━━━ INFORMATION GIVEN ━━━

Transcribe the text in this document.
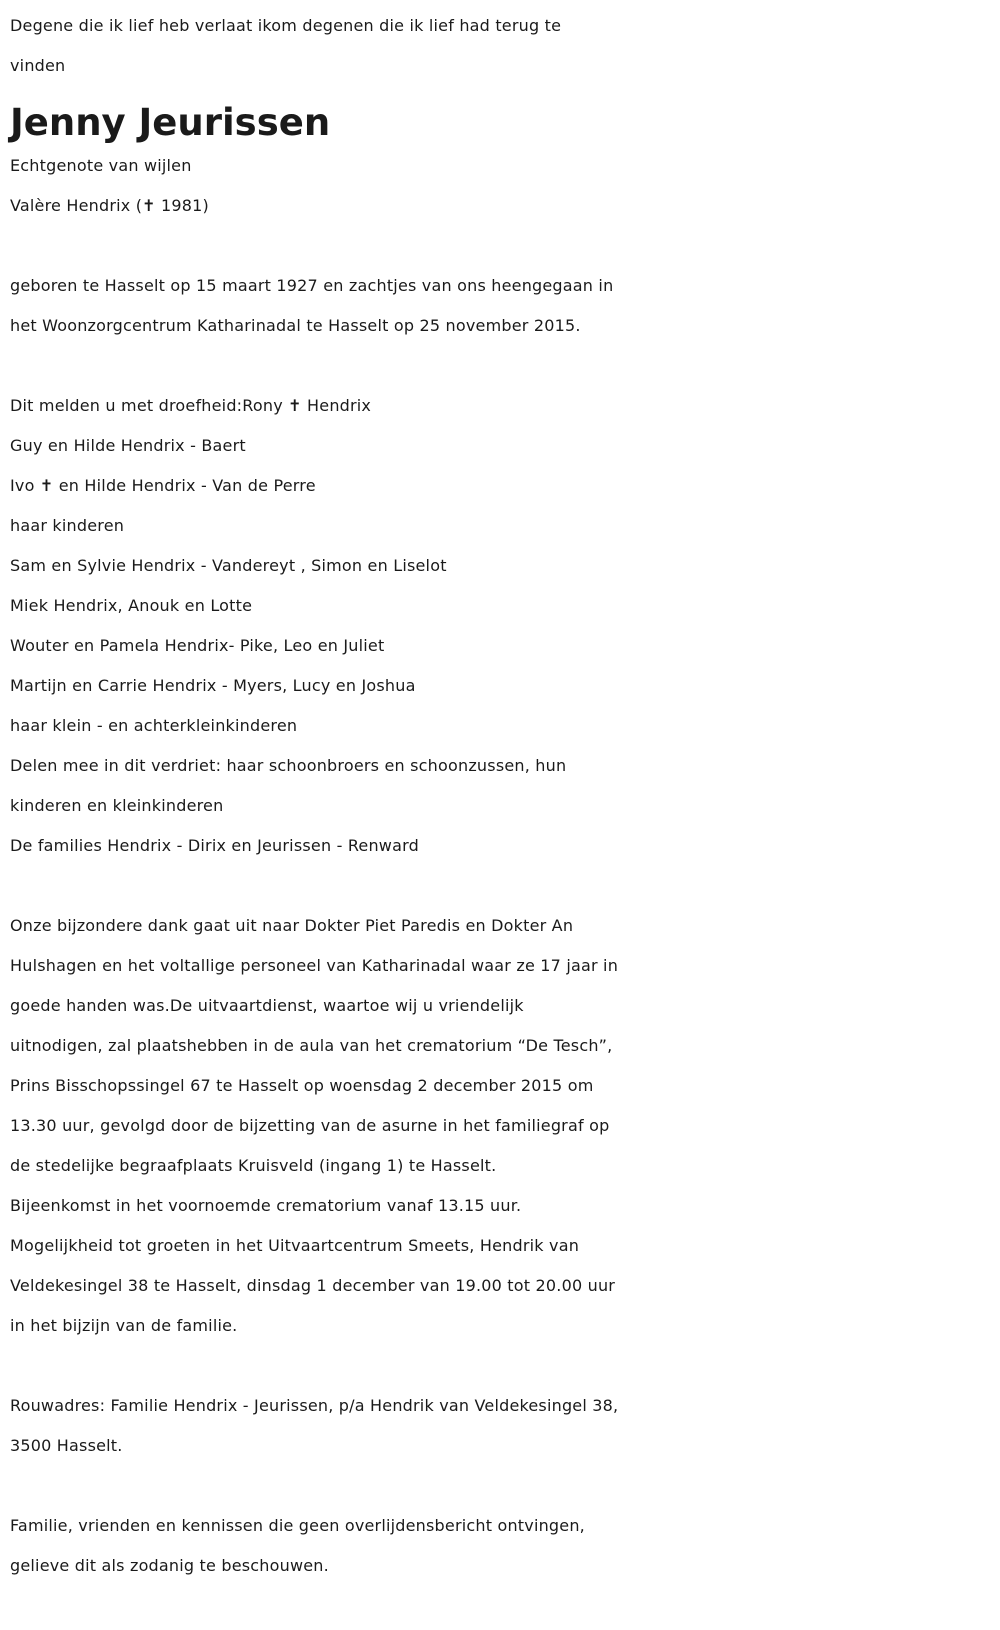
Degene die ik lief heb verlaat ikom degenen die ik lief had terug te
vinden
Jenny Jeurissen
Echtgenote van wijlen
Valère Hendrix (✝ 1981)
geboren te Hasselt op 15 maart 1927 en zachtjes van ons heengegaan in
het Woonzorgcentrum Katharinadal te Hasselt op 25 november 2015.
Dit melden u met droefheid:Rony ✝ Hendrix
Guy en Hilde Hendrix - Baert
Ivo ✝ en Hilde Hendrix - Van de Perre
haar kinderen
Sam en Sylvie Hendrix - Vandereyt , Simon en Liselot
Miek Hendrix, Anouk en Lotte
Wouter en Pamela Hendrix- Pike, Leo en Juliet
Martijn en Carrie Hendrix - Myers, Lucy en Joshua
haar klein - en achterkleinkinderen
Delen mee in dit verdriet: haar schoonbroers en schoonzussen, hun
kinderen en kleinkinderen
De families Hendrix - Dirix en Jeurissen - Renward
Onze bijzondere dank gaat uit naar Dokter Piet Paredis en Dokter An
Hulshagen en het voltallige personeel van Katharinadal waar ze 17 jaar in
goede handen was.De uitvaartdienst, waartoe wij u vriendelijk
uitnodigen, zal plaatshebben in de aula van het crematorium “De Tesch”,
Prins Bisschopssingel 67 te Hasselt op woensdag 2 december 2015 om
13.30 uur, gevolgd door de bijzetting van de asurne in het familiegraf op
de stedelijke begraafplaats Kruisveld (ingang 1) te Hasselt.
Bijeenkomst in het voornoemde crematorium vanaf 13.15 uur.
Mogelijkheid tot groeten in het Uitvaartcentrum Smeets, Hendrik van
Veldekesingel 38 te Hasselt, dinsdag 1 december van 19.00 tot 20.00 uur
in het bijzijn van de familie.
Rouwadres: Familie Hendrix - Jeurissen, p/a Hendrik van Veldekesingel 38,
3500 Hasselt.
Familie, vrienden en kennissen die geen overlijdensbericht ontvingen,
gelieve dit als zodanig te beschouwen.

━━━
━━━ INFORMATION GIVEN ━━━

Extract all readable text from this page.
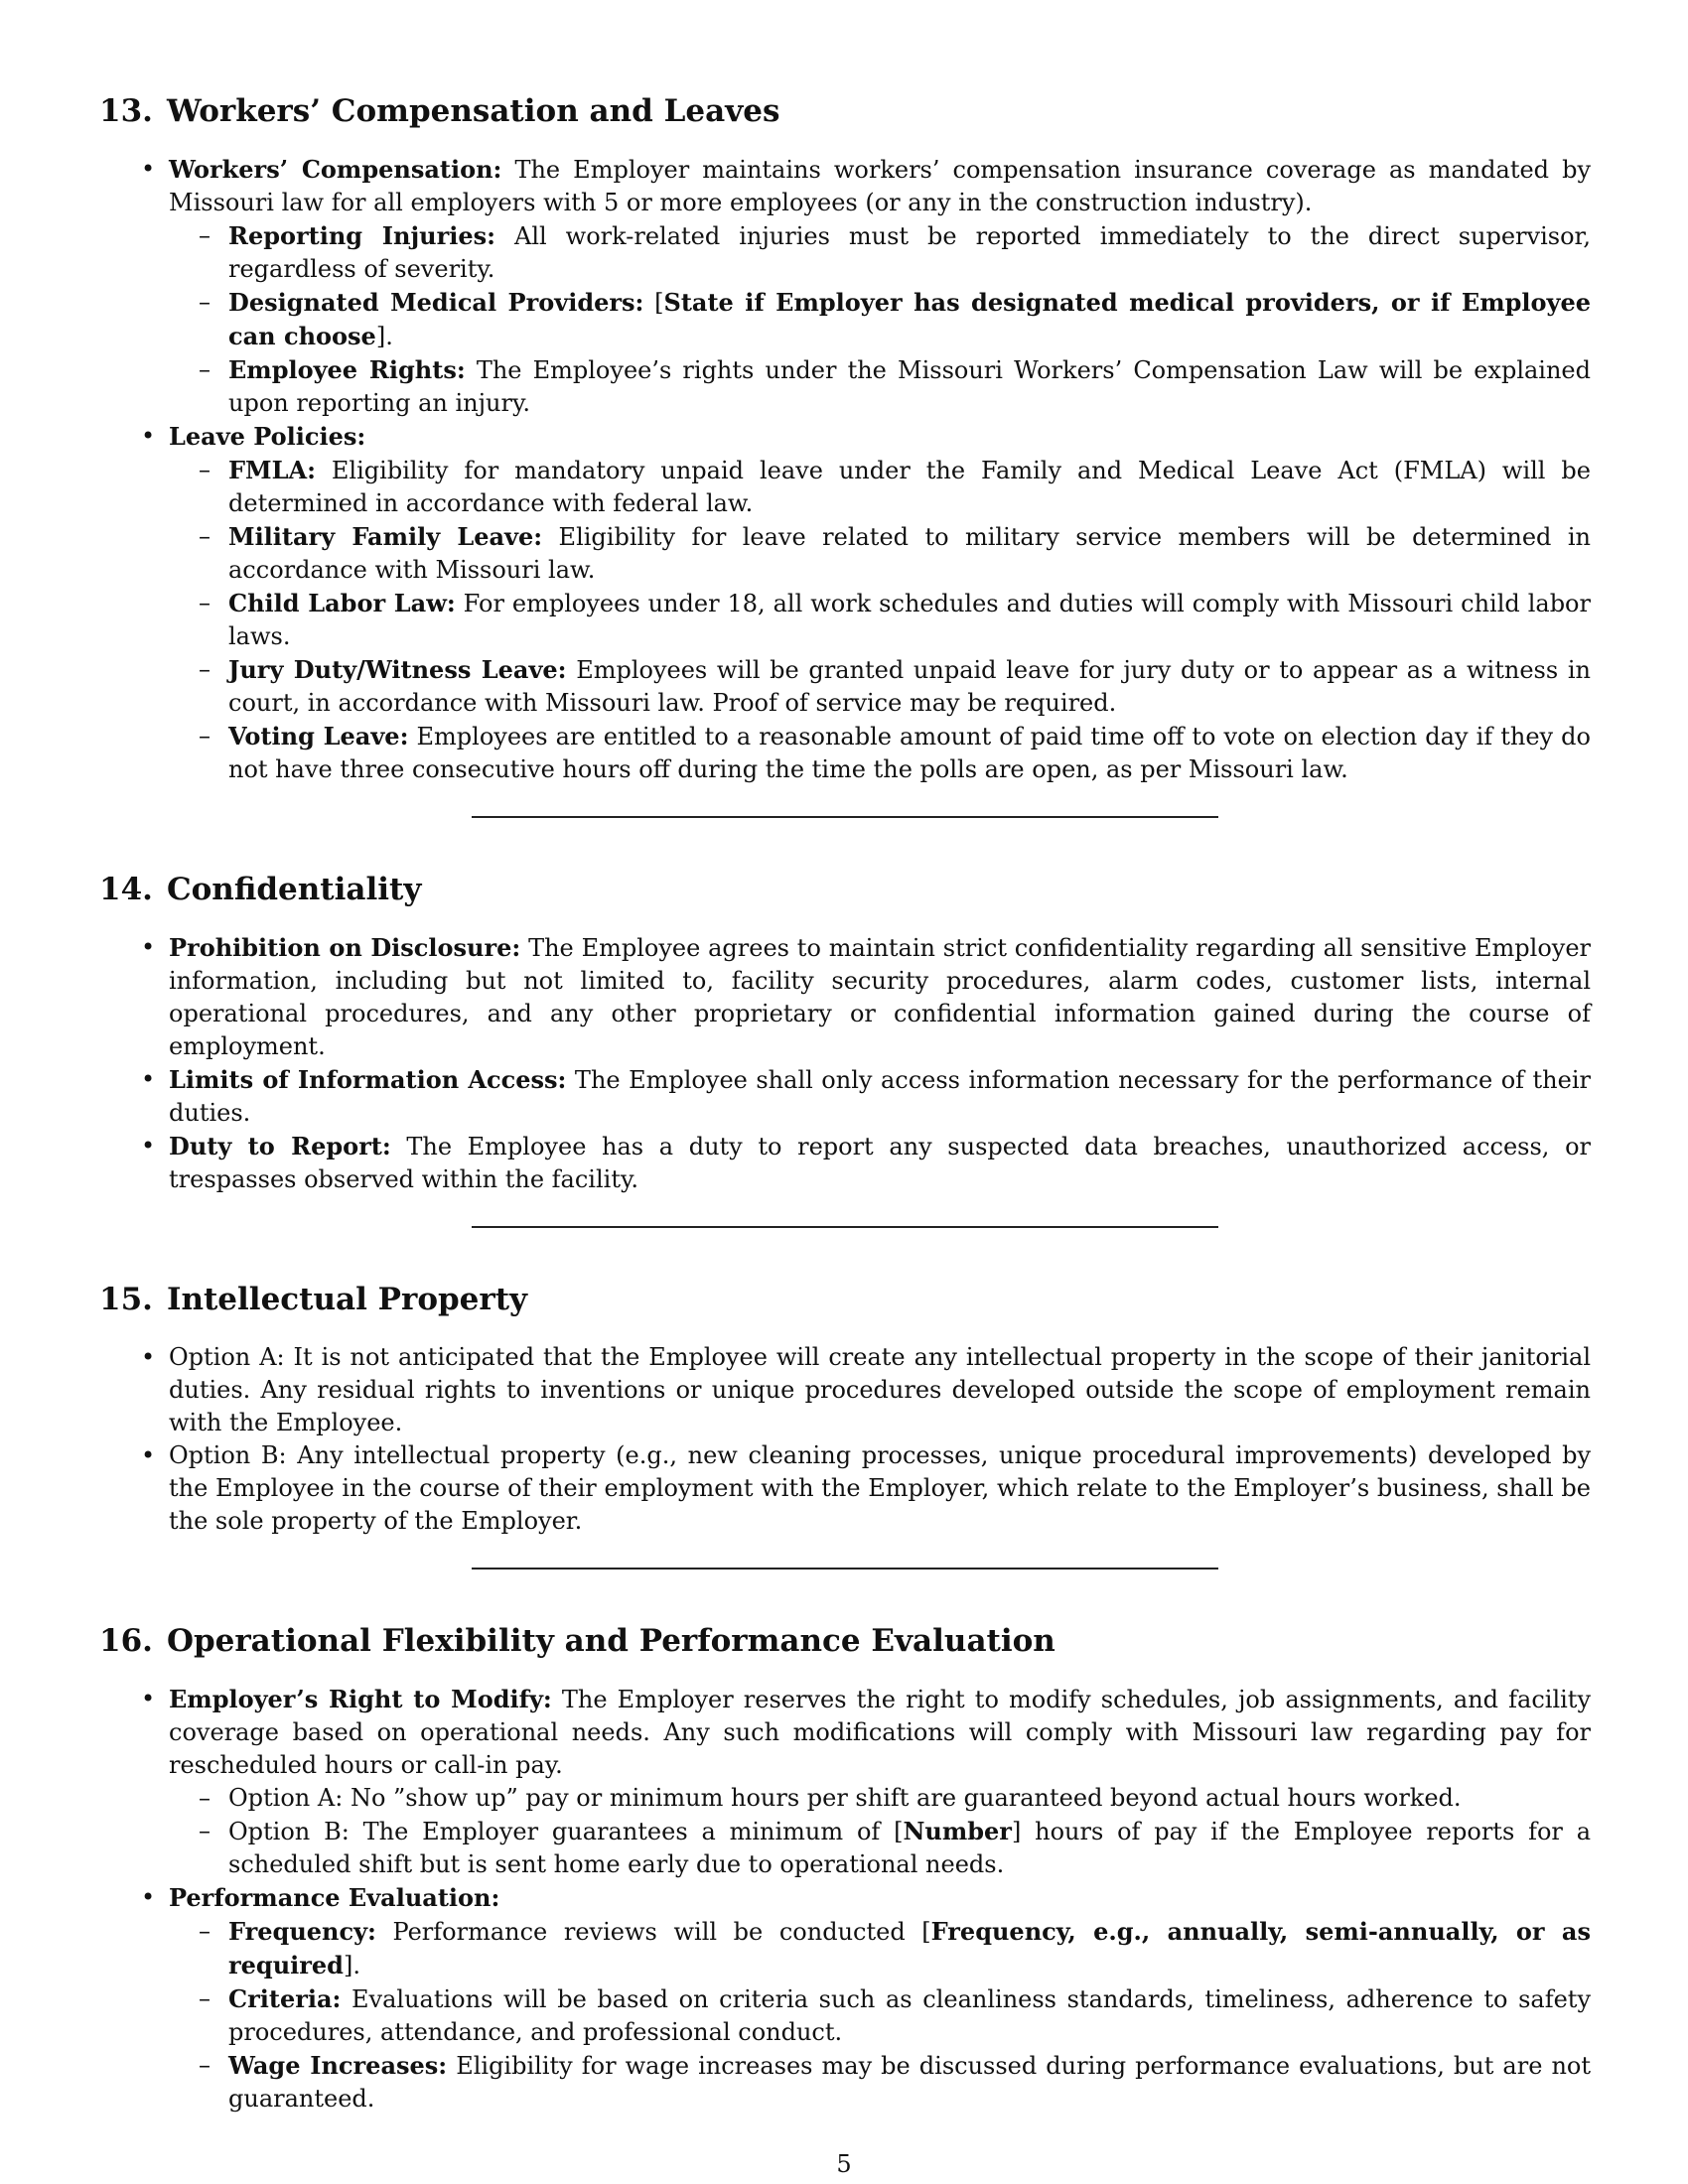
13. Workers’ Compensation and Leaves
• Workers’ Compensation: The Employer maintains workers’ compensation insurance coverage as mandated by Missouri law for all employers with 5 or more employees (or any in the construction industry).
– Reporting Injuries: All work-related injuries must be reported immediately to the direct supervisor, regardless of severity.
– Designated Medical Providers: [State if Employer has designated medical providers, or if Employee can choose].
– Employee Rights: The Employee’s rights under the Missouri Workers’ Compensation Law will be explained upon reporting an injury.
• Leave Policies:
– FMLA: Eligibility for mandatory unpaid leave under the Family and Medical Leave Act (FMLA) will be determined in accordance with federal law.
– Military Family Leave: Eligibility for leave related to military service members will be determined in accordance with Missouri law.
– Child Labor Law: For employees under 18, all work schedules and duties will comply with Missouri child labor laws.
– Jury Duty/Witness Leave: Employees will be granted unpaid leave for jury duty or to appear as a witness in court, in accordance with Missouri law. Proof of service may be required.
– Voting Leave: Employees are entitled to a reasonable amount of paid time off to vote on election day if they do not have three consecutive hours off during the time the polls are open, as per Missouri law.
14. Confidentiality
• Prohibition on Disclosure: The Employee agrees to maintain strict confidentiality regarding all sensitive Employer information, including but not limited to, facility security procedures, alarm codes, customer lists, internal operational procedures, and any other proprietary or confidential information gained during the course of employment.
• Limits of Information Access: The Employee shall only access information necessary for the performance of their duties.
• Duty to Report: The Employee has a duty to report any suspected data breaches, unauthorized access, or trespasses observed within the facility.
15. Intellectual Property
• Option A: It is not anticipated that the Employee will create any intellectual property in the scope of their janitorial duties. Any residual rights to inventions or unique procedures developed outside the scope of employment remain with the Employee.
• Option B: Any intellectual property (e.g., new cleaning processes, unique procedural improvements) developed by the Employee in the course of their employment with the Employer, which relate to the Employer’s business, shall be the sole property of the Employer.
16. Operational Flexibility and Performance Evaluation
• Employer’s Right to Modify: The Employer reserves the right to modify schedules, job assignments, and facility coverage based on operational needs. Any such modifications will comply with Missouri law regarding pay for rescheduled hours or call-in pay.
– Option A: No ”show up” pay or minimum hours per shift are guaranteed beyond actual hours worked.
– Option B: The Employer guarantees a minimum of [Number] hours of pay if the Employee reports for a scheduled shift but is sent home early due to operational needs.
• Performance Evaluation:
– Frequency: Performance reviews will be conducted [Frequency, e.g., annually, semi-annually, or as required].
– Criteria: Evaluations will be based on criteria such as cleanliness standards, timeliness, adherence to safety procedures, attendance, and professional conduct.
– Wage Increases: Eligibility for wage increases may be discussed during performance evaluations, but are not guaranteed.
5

━━━

§ **STATED EXERCISE**
Go through the records and gather the lines that hold "developed".

§ **OUTPUT**
• Option A: It is not anticipated that the Employee will create any intellectual property in the scope of their janitorial duties. Any residual rights to inventions or unique procedures developed outside the scope of employment remain with the Employee.
• Option B: Any intellectual property (e.g., new cleaning processes, unique procedural improvements) developed by the Employee in the course of their employment with the Employer, which relate to the Employer’s business, shall be the sole property of the Employer.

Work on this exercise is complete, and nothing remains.